- _WHAT IS ASKED_
Return all entries precisely as they stand, without the images.

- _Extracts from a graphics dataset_
┄┄┄┄┄┄┄┄┄┄
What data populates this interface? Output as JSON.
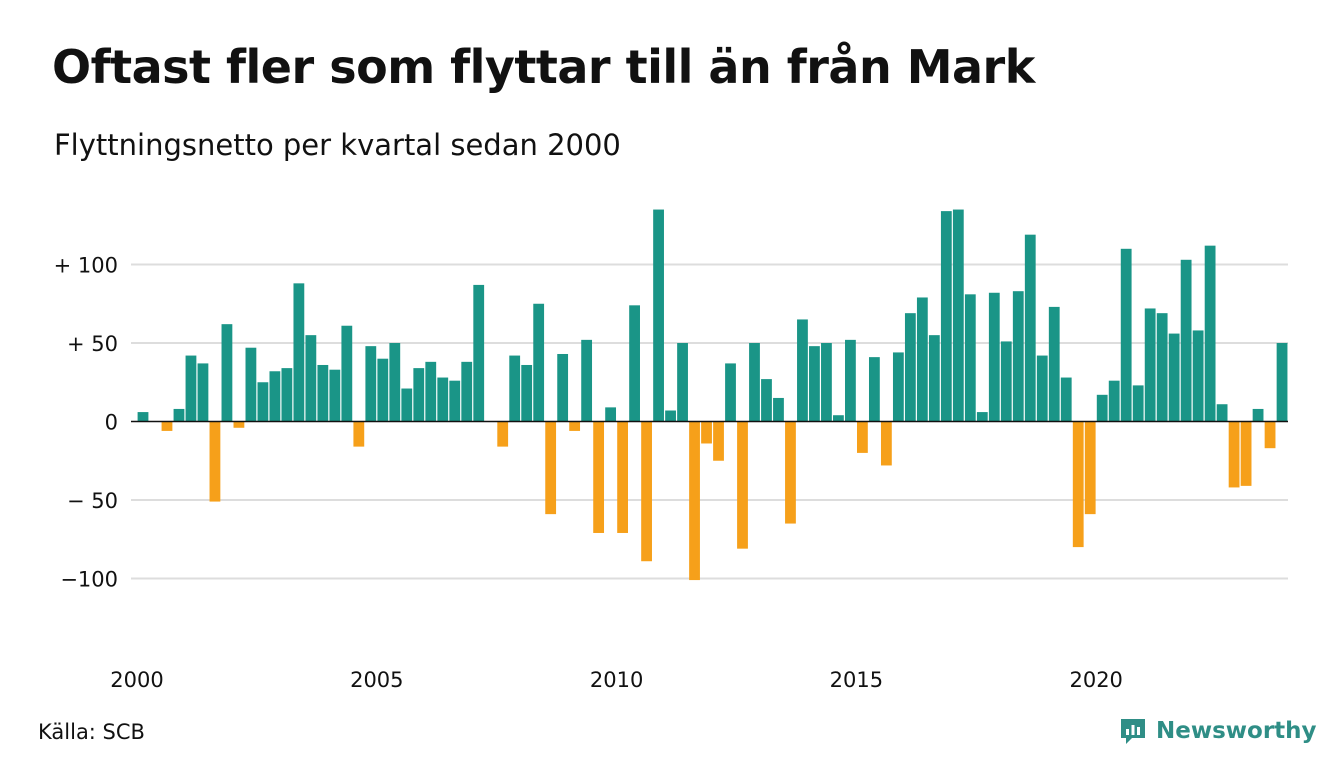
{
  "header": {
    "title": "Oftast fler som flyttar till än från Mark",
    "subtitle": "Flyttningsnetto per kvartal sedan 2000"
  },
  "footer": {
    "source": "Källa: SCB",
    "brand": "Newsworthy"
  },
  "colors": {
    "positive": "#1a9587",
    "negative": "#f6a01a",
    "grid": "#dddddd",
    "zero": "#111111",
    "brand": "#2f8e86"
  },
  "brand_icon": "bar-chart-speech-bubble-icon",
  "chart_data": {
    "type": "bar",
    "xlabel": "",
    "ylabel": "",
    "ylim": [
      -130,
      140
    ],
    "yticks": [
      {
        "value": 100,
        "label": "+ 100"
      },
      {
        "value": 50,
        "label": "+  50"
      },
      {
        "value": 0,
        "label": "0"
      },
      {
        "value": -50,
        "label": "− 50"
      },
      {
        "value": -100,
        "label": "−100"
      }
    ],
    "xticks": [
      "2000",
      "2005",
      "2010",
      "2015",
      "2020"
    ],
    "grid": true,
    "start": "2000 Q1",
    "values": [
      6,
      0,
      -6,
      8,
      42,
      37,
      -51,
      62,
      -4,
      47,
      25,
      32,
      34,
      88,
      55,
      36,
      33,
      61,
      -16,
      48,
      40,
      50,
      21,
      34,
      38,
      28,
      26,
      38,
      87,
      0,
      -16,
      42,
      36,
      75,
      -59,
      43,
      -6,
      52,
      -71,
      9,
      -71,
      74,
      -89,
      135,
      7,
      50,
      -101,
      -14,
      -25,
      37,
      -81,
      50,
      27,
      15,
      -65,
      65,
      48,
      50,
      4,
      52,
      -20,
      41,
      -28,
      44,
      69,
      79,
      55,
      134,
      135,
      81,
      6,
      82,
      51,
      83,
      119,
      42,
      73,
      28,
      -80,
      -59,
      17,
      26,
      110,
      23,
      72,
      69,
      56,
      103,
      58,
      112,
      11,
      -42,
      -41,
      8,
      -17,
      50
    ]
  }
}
┄┄┄┄┄┄┄┄┄┄
- _TASK RESPONSE_
What data populates this interface? Output as JSON.
{
  "header": {
    "title": "Oftast fler som flyttar till än från Mark",
    "subtitle": "Flyttningsnetto per kvartal sedan 2000"
  },
  "footer": {
    "source": "Källa: SCB",
    "brand": "Newsworthy"
  },
  "colors": {
    "positive": "#1a9587",
    "negative": "#f6a01a",
    "grid": "#dddddd",
    "zero": "#111111",
    "brand": "#2f8e86"
  },
  "brand_icon": "bar-chart-speech-bubble-icon",
  "chart_data": {
    "type": "bar",
    "xlabel": "",
    "ylabel": "",
    "ylim": [
      -130,
      140
    ],
    "yticks": [
      {
        "value": 100,
        "label": "+ 100"
      },
      {
        "value": 50,
        "label": "+  50"
      },
      {
        "value": 0,
        "label": "0"
      },
      {
        "value": -50,
        "label": "− 50"
      },
      {
        "value": -100,
        "label": "−100"
      }
    ],
    "xticks": [
      "2000",
      "2005",
      "2010",
      "2015",
      "2020"
    ],
    "grid": true,
    "start": "2000 Q1",
    "values": [
      6,
      0,
      -6,
      8,
      42,
      37,
      -51,
      62,
      -4,
      47,
      25,
      32,
      34,
      88,
      55,
      36,
      33,
      61,
      -16,
      48,
      40,
      50,
      21,
      34,
      38,
      28,
      26,
      38,
      87,
      0,
      -16,
      42,
      36,
      75,
      -59,
      43,
      -6,
      52,
      -71,
      9,
      -71,
      74,
      -89,
      135,
      7,
      50,
      -101,
      -14,
      -25,
      37,
      -81,
      50,
      27,
      15,
      -65,
      65,
      48,
      50,
      4,
      52,
      -20,
      41,
      -28,
      44,
      69,
      79,
      55,
      134,
      135,
      81,
      6,
      82,
      51,
      83,
      119,
      42,
      73,
      28,
      -80,
      -59,
      17,
      26,
      110,
      23,
      72,
      69,
      56,
      103,
      58,
      112,
      11,
      -42,
      -41,
      8,
      -17,
      50
    ]
  }
}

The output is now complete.